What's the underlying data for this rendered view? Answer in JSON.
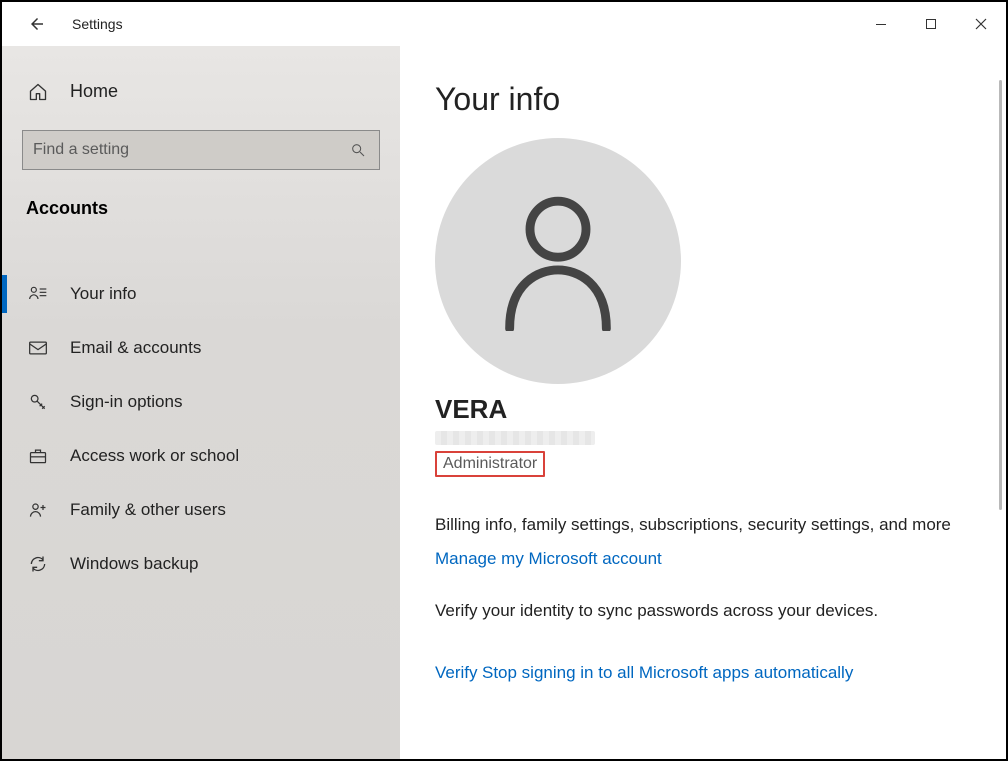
{
  "window": {
    "title": "Settings"
  },
  "sidebar": {
    "home": "Home",
    "search_placeholder": "Find a setting",
    "section": "Accounts",
    "items": [
      {
        "label": "Your info"
      },
      {
        "label": "Email & accounts"
      },
      {
        "label": "Sign-in options"
      },
      {
        "label": "Access work or school"
      },
      {
        "label": "Family & other users"
      },
      {
        "label": "Windows backup"
      }
    ]
  },
  "main": {
    "heading": "Your info",
    "username": "VERA",
    "role": "Administrator",
    "billing_desc": "Billing info, family settings, subscriptions, security settings, and more",
    "manage_link": "Manage my Microsoft account",
    "verify_desc": "Verify your identity to sync passwords across your devices.",
    "verify_link": "Verify",
    "stop_signin_link": "Stop signing in to all Microsoft apps automatically"
  }
}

□ □ □

All of the entries above should be copied exactly, except for the pictures.

What's the underlying data for this rendered view? Answer in JSON.
{
  "window": {
    "title": "Settings"
  },
  "sidebar": {
    "home": "Home",
    "search_placeholder": "Find a setting",
    "section": "Accounts",
    "items": [
      {
        "label": "Your info"
      },
      {
        "label": "Email & accounts"
      },
      {
        "label": "Sign-in options"
      },
      {
        "label": "Access work or school"
      },
      {
        "label": "Family & other users"
      },
      {
        "label": "Windows backup"
      }
    ]
  },
  "main": {
    "heading": "Your info",
    "username": "VERA",
    "role": "Administrator",
    "billing_desc": "Billing info, family settings, subscriptions, security settings, and more",
    "manage_link": "Manage my Microsoft account",
    "verify_desc": "Verify your identity to sync passwords across your devices.",
    "verify_link": "Verify",
    "stop_signin_link": "Stop signing in to all Microsoft apps automatically"
  }
}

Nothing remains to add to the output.